--- STUDY TEXT ---
---+---

Pertussis Vaccine Failure Resulting in Outbreaks Among Vaccinated Children
Politicians blaming RFK, but reality is legacy vaccine is failing to protect children
By Peter A. McCullough, MD, MPH
The vaccine debate is heating up with fear-driven politically charged comments coming out from lawmakers who are over their heads on infectious disease epidemiology and vaccinology. Senator Patty Murray (D-WA) who graduated from Washington State University (WSU) with a B.A. in physical education Tweeted out this proclamation regarding pertussis vaccination.
This review was assisted by AlterAI
Introduction
Pertussis, or whooping cough, caused by Bordetella pertussis, has re‑emerged as a public‑health concern despite long‑standing immunization programs. Global vaccination coverage with diphtheria‑tetanus‑pertussis (DTP or DTaP/Tdap) exceeds 90%, yet cyclical outbreaks continue in highly vaccinated populations. ¹ ² The paradox lies in waning immunity, pathogen adaptation, and suboptimal mucosal protection conferred by the current acellular vaccines (aP). An analysis of these failures, their clinical repercussions, and therapeutic approaches illustrates the limitations of a vaccine that partially prevents severe disease but not transmission.
Transition from Whole‑Cell to Acellular Vaccines
The original whole‑cell vaccine (wP) was introduced in the 1940s when along with improved living conditions, sanitation, and treatment, mortality fell from pertussis by > 90 % .³ However, the vaccine often caused high‑grade fever, prolonged crying, or hypotonic–hyporesponsive episodes, prompting replacement with acellular (aP) formulations in the 1990s across North America, Western Europe, and Australia. Acellular pertussis vaccines contain up to five purified antigens—pertussis toxin (PT), filamentous hemagglutinin (FHA), pertactin (Prn), and fimbrial proteins—but they omit the broad antigenic spectrum and toll‑like receptor stimulation produced by the natural infection or whole‑cell preparations.⁴ The immediate benefit was improved tolerability, however the new shot had undermined durable immunity.

---+---

--- REQUIREMENT 1 ---
Reproduce the stretch of the pertussis article from "This review was" through "but not transmission.", word for word.
--- REQUIREMENT 2 ---
Pick up the pertussis article after its last sentence and carry it on in the same style.

---+---

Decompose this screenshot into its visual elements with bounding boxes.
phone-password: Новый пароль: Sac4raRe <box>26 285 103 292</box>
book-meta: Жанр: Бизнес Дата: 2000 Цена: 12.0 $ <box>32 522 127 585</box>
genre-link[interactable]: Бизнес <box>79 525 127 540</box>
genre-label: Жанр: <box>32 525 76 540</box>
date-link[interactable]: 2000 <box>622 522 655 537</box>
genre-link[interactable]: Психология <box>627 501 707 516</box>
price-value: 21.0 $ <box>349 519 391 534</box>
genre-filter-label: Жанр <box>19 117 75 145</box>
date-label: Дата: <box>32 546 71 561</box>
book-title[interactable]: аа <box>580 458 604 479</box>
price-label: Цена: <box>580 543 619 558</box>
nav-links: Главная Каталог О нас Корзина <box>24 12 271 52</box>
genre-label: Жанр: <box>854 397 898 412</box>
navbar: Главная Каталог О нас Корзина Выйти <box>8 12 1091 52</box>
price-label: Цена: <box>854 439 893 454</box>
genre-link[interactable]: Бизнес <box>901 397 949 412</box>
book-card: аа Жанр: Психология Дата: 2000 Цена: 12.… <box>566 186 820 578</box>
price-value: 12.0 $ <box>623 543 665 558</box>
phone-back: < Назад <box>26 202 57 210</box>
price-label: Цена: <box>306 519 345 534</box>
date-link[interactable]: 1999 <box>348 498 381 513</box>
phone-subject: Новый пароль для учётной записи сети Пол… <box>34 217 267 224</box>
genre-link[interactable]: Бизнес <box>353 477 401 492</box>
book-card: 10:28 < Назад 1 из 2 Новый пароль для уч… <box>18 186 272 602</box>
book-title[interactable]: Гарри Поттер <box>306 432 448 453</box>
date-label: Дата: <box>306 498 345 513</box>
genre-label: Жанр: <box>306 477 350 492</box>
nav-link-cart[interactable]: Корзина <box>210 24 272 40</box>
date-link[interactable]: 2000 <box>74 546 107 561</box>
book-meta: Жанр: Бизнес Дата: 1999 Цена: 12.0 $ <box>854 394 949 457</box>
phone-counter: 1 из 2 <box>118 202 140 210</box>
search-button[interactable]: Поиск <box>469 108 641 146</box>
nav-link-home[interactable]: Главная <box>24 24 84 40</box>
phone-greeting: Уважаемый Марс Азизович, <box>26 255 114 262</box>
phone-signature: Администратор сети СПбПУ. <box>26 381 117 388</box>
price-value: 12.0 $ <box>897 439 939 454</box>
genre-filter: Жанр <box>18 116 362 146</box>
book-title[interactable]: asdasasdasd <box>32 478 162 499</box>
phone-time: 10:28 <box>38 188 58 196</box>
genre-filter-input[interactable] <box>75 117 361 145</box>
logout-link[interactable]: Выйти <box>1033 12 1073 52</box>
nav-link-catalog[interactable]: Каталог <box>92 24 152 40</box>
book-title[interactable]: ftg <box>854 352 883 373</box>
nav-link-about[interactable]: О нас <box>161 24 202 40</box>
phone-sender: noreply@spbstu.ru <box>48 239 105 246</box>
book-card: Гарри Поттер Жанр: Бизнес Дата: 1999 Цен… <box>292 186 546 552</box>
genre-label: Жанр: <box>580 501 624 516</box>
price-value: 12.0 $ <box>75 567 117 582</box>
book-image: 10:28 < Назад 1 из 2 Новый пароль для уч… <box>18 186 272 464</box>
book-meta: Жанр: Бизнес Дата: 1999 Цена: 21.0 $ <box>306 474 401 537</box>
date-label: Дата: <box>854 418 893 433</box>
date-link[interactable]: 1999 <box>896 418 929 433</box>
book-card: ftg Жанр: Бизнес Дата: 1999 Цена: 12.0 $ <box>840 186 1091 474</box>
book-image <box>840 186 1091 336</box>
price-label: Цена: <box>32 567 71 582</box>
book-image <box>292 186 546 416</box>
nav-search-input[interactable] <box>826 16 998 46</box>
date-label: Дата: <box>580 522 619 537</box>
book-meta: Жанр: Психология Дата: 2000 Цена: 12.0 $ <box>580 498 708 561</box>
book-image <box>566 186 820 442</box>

---+---

--- YOUR RESPONSE 1 ---
This review was assisted by AlterAI
Introduction
Pertussis, or whooping cough, caused by Bordetella pertussis, has re‑emerged as a public‑health concern despite long‑standing immunization programs. Global vaccination coverage with diphtheria‑tetanus‑pertussis (DTP or DTaP/Tdap) exceeds 90%, yet cyclical outbreaks continue in highly vaccinated populations. ¹ ² The paradox lies in waning immunity, pathogen adaptation, and suboptimal mucosal protection conferred by the current acellular vaccines (aP). An analysis of these failures, their clinical repercussions, and therapeutic approaches illustrates the limitations of a vaccine that partially prevents severe disease but not transmission.

--- YOUR RESPONSE 2 ---
Waning Immunity and Vaccine Failure
Acellular vaccine immunity declines sharply within 2 – 5 years after completion of the primary series.⁵ ⁶ Klein et al. reported that DTaP effectiveness drops from ≈ 98 % in the first year after the fifth dose to ≈ 70 % within five years.⁵ Booster Tdap vaccination during adolescence restores antibody titers transiently, but protection wanes again by 2 – 3 years.⁷ A 2012 California outbreak demonstrated that 81% of laboratory‑confirmed cases occurred among children fully vaccinated.⁸ A similar pattern was observed in Senator Murray’s Washington State (2012) and Australia (2015) where the majority of pediatric cases were fully vaccinated.⁹ ¹⁰
The current pertussis vaccine does not stop transmission.¹¹ Animal models¹² and human challenge studies ¹³ confirm that vaccinated hosts can be asymptomatic carriers, creating a reservoir for spread even in highly vaccinated communities.
Pathogen Adaptation
Genomic surveillance has shown that Bordetella pertussis evolves under vaccine‑induced selection pressure. Pertactin‑deficient mutated strains now account for > 60 % of isolates in the United States and Australia.¹⁴ ¹⁵ Because pertactin is a principal antigen in acellular vaccines, loss enhances pathogen fitness and reduces antibody neutralization. In addition, altered promoter regions of the pertussis toxin gene (ptxP3 lineage) yield higher toxin production and increased virulence¹⁶ emerging as a consequence of decades of mass vaccination.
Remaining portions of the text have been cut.